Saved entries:
--- START ---

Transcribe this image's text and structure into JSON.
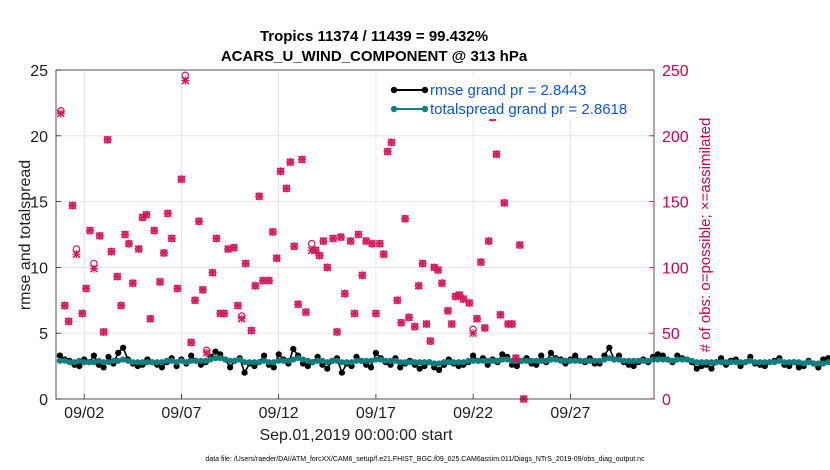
{
  "chart_data": {
    "type": "line",
    "title_line1": "Tropics 11374 / 11439 = 99.432%",
    "title_line2": "ACARS_U_WIND_COMPONENT @ 313 hPa",
    "xlabel": "Sep.01,2019 00:00:00 start",
    "ylabel_left": "rmse and totalspread",
    "ylabel_right": "# of obs: o=possible; ×=assimilated",
    "xlim": [
      0.55,
      31.3
    ],
    "ylim_left": [
      0,
      25
    ],
    "ylim_right": [
      0,
      250
    ],
    "x_ticks": [
      {
        "x": 2,
        "label": "09/02"
      },
      {
        "x": 7,
        "label": "09/07"
      },
      {
        "x": 12,
        "label": "09/12"
      },
      {
        "x": 17,
        "label": "09/17"
      },
      {
        "x": 22,
        "label": "09/22"
      },
      {
        "x": 27,
        "label": "09/27"
      }
    ],
    "y_ticks_left": [
      "0",
      "5",
      "10",
      "15",
      "20",
      "25"
    ],
    "y_ticks_right": [
      "0",
      "50",
      "100",
      "150",
      "200",
      "250"
    ],
    "legend_loc": "top-right",
    "footer": "data file: /Users/raeder/DAI/ATM_forcXX/CAM6_setup/f.e21.FHIST_BGC.f09_025.CAM6assim.011/Diags_NTrS_2019-09/obs_diag_output.nc",
    "colors": {
      "rmse": "#000000",
      "spread": "#0f7f7f",
      "obs": "#d6185f",
      "legend_text": "#0a55d9"
    },
    "series": [
      {
        "name": "rmse",
        "legend": "rmse grand pr = 2.8443",
        "x_start": 0.75,
        "x_step": 0.25,
        "values": [
          3.3,
          3.0,
          2.9,
          2.6,
          2.5,
          3.0,
          2.8,
          3.3,
          2.6,
          2.4,
          3.2,
          2.7,
          3.5,
          3.9,
          3.0,
          2.7,
          2.5,
          2.6,
          3.0,
          2.8,
          2.6,
          2.4,
          2.8,
          3.1,
          2.5,
          3.0,
          2.7,
          3.3,
          2.9,
          2.6,
          2.8,
          3.2,
          3.6,
          3.4,
          3.0,
          2.4,
          2.9,
          3.1,
          2.0,
          2.7,
          2.5,
          2.8,
          3.3,
          2.6,
          2.4,
          3.4,
          3.0,
          2.7,
          3.8,
          3.3,
          2.7,
          2.5,
          2.8,
          3.2,
          2.6,
          2.3,
          2.9,
          3.1,
          2.0,
          2.7,
          2.5,
          3.2,
          2.9,
          2.6,
          2.4,
          3.5,
          3.1,
          2.8,
          2.6,
          3.1,
          2.4,
          2.7,
          2.9,
          2.6,
          2.3,
          2.5,
          2.8,
          2.4,
          2.2,
          2.6,
          3.0,
          2.7,
          2.5,
          2.6,
          2.8,
          3.3,
          2.9,
          3.1,
          2.6,
          3.0,
          2.8,
          3.4,
          3.2,
          2.6,
          2.5,
          2.9,
          3.1,
          2.7,
          2.6,
          3.3,
          2.8,
          3.5,
          3.1,
          3.0,
          2.7,
          3.0,
          3.3,
          2.9,
          2.8,
          3.1,
          2.7,
          2.7,
          3.3,
          3.9,
          3.0,
          3.3,
          2.8,
          2.6,
          2.5,
          2.8,
          3.0,
          2.8,
          3.2,
          3.4,
          3.3,
          3.0,
          2.8,
          3.3,
          3.1,
          3.0,
          2.8,
          2.3,
          2.5,
          2.6,
          2.3,
          2.8,
          3.1,
          2.6,
          2.9,
          3.0,
          2.5,
          2.8,
          3.2,
          2.7,
          2.6,
          2.5,
          2.8,
          2.9,
          3.1,
          2.6,
          2.5,
          2.8,
          2.4,
          2.5,
          2.9,
          2.7,
          2.4,
          3.0,
          3.1,
          2.6,
          2.5,
          2.8,
          2.6,
          3.1,
          2.9,
          2.8,
          3.3,
          3.5,
          2.9,
          3.0,
          4.4,
          3.2,
          3.3,
          3.1
        ]
      },
      {
        "name": "totalspread",
        "legend": "totalspread grand pr = 2.8618",
        "x_start": 0.75,
        "x_step": 0.25,
        "values": [
          2.9,
          2.9,
          2.8,
          2.8,
          2.9,
          2.8,
          2.8,
          2.8,
          2.9,
          2.8,
          2.8,
          2.9,
          2.9,
          3.0,
          2.9,
          2.8,
          2.8,
          2.8,
          2.8,
          2.8,
          2.8,
          2.8,
          2.9,
          2.9,
          2.8,
          2.9,
          2.8,
          2.9,
          2.9,
          2.9,
          2.9,
          3.0,
          3.1,
          3.1,
          3.0,
          2.9,
          2.9,
          3.0,
          2.8,
          2.8,
          2.8,
          2.8,
          2.9,
          2.8,
          2.8,
          2.9,
          2.9,
          2.9,
          3.0,
          3.1,
          3.0,
          2.9,
          2.8,
          2.9,
          2.9,
          2.8,
          2.9,
          2.9,
          2.8,
          2.8,
          2.8,
          2.9,
          2.9,
          2.9,
          2.9,
          3.0,
          3.0,
          2.9,
          2.9,
          2.9,
          2.8,
          2.8,
          2.8,
          2.8,
          2.8,
          2.8,
          2.8,
          2.7,
          2.7,
          2.8,
          2.8,
          2.8,
          2.8,
          2.8,
          2.9,
          2.9,
          2.9,
          2.9,
          2.9,
          2.9,
          2.9,
          3.0,
          3.0,
          2.9,
          2.9,
          2.9,
          2.9,
          2.9,
          2.9,
          2.9,
          2.9,
          3.0,
          3.0,
          2.9,
          2.9,
          2.9,
          2.9,
          2.9,
          2.9,
          2.9,
          2.9,
          2.9,
          3.0,
          3.1,
          3.0,
          3.0,
          2.9,
          2.9,
          2.9,
          2.9,
          2.9,
          2.9,
          3.0,
          3.0,
          3.0,
          3.0,
          2.9,
          3.0,
          3.0,
          3.0,
          2.9,
          2.8,
          2.8,
          2.8,
          2.8,
          2.8,
          2.8,
          2.8,
          2.8,
          2.8,
          2.8,
          2.8,
          2.9,
          2.8,
          2.8,
          2.8,
          2.8,
          2.8,
          2.9,
          2.8,
          2.8,
          2.8,
          2.8,
          2.7,
          2.8,
          2.7,
          2.7,
          2.7,
          2.8,
          2.7,
          2.7,
          2.7,
          2.7,
          2.8,
          2.8,
          2.8,
          2.8,
          2.9,
          2.9,
          2.9,
          3.0,
          3.0,
          3.0,
          2.9
        ]
      },
      {
        "name": "obs_possible",
        "marker": "o",
        "points": [
          [
            0.8,
            219
          ],
          [
            1.0,
            71
          ],
          [
            1.2,
            59
          ],
          [
            1.4,
            147
          ],
          [
            1.6,
            114
          ],
          [
            1.9,
            65
          ],
          [
            2.1,
            84
          ],
          [
            2.3,
            128
          ],
          [
            2.5,
            103
          ],
          [
            2.8,
            124
          ],
          [
            3.0,
            51
          ],
          [
            3.2,
            197
          ],
          [
            3.4,
            112
          ],
          [
            3.7,
            93
          ],
          [
            3.9,
            71
          ],
          [
            4.1,
            125
          ],
          [
            4.3,
            118
          ],
          [
            4.5,
            88
          ],
          [
            4.8,
            114
          ],
          [
            5.0,
            138
          ],
          [
            5.2,
            140
          ],
          [
            5.4,
            61
          ],
          [
            5.6,
            128
          ],
          [
            5.9,
            89
          ],
          [
            6.1,
            111
          ],
          [
            6.3,
            141
          ],
          [
            6.5,
            122
          ],
          [
            6.8,
            84
          ],
          [
            7.0,
            167
          ],
          [
            7.2,
            246
          ],
          [
            7.5,
            43
          ],
          [
            7.7,
            75
          ],
          [
            7.9,
            135
          ],
          [
            8.1,
            83
          ],
          [
            8.3,
            37
          ],
          [
            8.6,
            96
          ],
          [
            8.8,
            122
          ],
          [
            9.0,
            65
          ],
          [
            9.2,
            65
          ],
          [
            9.4,
            114
          ],
          [
            9.7,
            115
          ],
          [
            9.9,
            71
          ],
          [
            10.1,
            63
          ],
          [
            10.3,
            103
          ],
          [
            10.6,
            52
          ],
          [
            10.8,
            86
          ],
          [
            11.0,
            154
          ],
          [
            11.2,
            90
          ],
          [
            11.5,
            90
          ],
          [
            11.7,
            127
          ],
          [
            11.9,
            107
          ],
          [
            12.1,
            173
          ],
          [
            12.4,
            160
          ],
          [
            12.6,
            180
          ],
          [
            12.8,
            116
          ],
          [
            13.0,
            72
          ],
          [
            13.2,
            182
          ],
          [
            13.4,
            66
          ],
          [
            13.7,
            118
          ],
          [
            13.9,
            113
          ],
          [
            14.1,
            109
          ],
          [
            14.3,
            120
          ],
          [
            14.5,
            100
          ],
          [
            14.8,
            122
          ],
          [
            15.0,
            51
          ],
          [
            15.2,
            123
          ],
          [
            15.4,
            80
          ],
          [
            15.7,
            120
          ],
          [
            15.9,
            65
          ],
          [
            16.1,
            125
          ],
          [
            16.3,
            94
          ],
          [
            16.5,
            120
          ],
          [
            16.8,
            118
          ],
          [
            17.0,
            65
          ],
          [
            17.2,
            118
          ],
          [
            17.4,
            110
          ],
          [
            17.6,
            188
          ],
          [
            17.8,
            195
          ],
          [
            18.1,
            75
          ],
          [
            18.3,
            58
          ],
          [
            18.5,
            137
          ],
          [
            18.7,
            62
          ],
          [
            19.0,
            55
          ],
          [
            19.2,
            86
          ],
          [
            19.4,
            103
          ],
          [
            19.6,
            57
          ],
          [
            19.8,
            44
          ],
          [
            20.0,
            100
          ],
          [
            20.2,
            98
          ],
          [
            20.4,
            88
          ],
          [
            20.7,
            67
          ],
          [
            20.9,
            57
          ],
          [
            21.1,
            78
          ],
          [
            21.3,
            79
          ],
          [
            21.5,
            76
          ],
          [
            21.8,
            73
          ],
          [
            22.0,
            53
          ],
          [
            22.2,
            61
          ],
          [
            22.4,
            104
          ],
          [
            22.6,
            54
          ],
          [
            22.8,
            120
          ],
          [
            23.0,
            214
          ],
          [
            23.2,
            186
          ],
          [
            23.4,
            64
          ],
          [
            23.6,
            149
          ],
          [
            23.8,
            57
          ],
          [
            24.0,
            57
          ],
          [
            24.2,
            31
          ],
          [
            24.4,
            117
          ],
          [
            24.6,
            0
          ]
        ]
      },
      {
        "name": "obs_assimilated",
        "marker": "x",
        "points": [
          [
            0.8,
            217
          ],
          [
            1.0,
            71
          ],
          [
            1.2,
            59
          ],
          [
            1.4,
            147
          ],
          [
            1.6,
            110
          ],
          [
            1.9,
            65
          ],
          [
            2.1,
            84
          ],
          [
            2.3,
            128
          ],
          [
            2.5,
            99
          ],
          [
            2.8,
            124
          ],
          [
            3.0,
            51
          ],
          [
            3.2,
            197
          ],
          [
            3.4,
            112
          ],
          [
            3.7,
            93
          ],
          [
            3.9,
            71
          ],
          [
            4.1,
            125
          ],
          [
            4.3,
            118
          ],
          [
            4.5,
            88
          ],
          [
            4.8,
            114
          ],
          [
            5.0,
            138
          ],
          [
            5.2,
            140
          ],
          [
            5.4,
            61
          ],
          [
            5.6,
            128
          ],
          [
            5.9,
            89
          ],
          [
            6.1,
            111
          ],
          [
            6.3,
            141
          ],
          [
            6.5,
            122
          ],
          [
            6.8,
            84
          ],
          [
            7.0,
            167
          ],
          [
            7.2,
            242
          ],
          [
            7.5,
            43
          ],
          [
            7.7,
            75
          ],
          [
            7.9,
            135
          ],
          [
            8.1,
            83
          ],
          [
            8.3,
            35
          ],
          [
            8.6,
            96
          ],
          [
            8.8,
            122
          ],
          [
            9.0,
            65
          ],
          [
            9.2,
            65
          ],
          [
            9.4,
            114
          ],
          [
            9.7,
            115
          ],
          [
            9.9,
            71
          ],
          [
            10.1,
            61
          ],
          [
            10.3,
            103
          ],
          [
            10.6,
            52
          ],
          [
            10.8,
            86
          ],
          [
            11.0,
            154
          ],
          [
            11.2,
            90
          ],
          [
            11.5,
            90
          ],
          [
            11.7,
            127
          ],
          [
            11.9,
            107
          ],
          [
            12.1,
            173
          ],
          [
            12.4,
            160
          ],
          [
            12.6,
            180
          ],
          [
            12.8,
            116
          ],
          [
            13.0,
            72
          ],
          [
            13.2,
            182
          ],
          [
            13.4,
            66
          ],
          [
            13.7,
            113
          ],
          [
            13.9,
            113
          ],
          [
            14.1,
            109
          ],
          [
            14.3,
            120
          ],
          [
            14.5,
            100
          ],
          [
            14.8,
            122
          ],
          [
            15.0,
            51
          ],
          [
            15.2,
            123
          ],
          [
            15.4,
            80
          ],
          [
            15.7,
            120
          ],
          [
            15.9,
            65
          ],
          [
            16.1,
            125
          ],
          [
            16.3,
            94
          ],
          [
            16.5,
            120
          ],
          [
            16.8,
            118
          ],
          [
            17.0,
            65
          ],
          [
            17.2,
            118
          ],
          [
            17.4,
            110
          ],
          [
            17.6,
            188
          ],
          [
            17.8,
            195
          ],
          [
            18.1,
            75
          ],
          [
            18.3,
            58
          ],
          [
            18.5,
            137
          ],
          [
            18.7,
            62
          ],
          [
            19.0,
            55
          ],
          [
            19.2,
            86
          ],
          [
            19.4,
            103
          ],
          [
            19.6,
            57
          ],
          [
            19.8,
            44
          ],
          [
            20.0,
            100
          ],
          [
            20.2,
            98
          ],
          [
            20.4,
            88
          ],
          [
            20.7,
            67
          ],
          [
            20.9,
            57
          ],
          [
            21.1,
            78
          ],
          [
            21.3,
            79
          ],
          [
            21.5,
            76
          ],
          [
            21.8,
            73
          ],
          [
            22.0,
            50
          ],
          [
            22.2,
            61
          ],
          [
            22.4,
            104
          ],
          [
            22.6,
            54
          ],
          [
            22.8,
            120
          ],
          [
            23.0,
            214
          ],
          [
            23.2,
            186
          ],
          [
            23.4,
            64
          ],
          [
            23.6,
            149
          ],
          [
            23.8,
            57
          ],
          [
            24.0,
            57
          ],
          [
            24.2,
            31
          ],
          [
            24.4,
            117
          ],
          [
            24.6,
            0
          ]
        ]
      }
    ]
  }
}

--- END ---

**Required task**.
List the lines that contain the word "totalspread".

**Exercise output**.
    "ylabel_left": "rmse and totalspread",
        "name": "totalspread",
        "legend": "totalspread grand pr = 2.8618",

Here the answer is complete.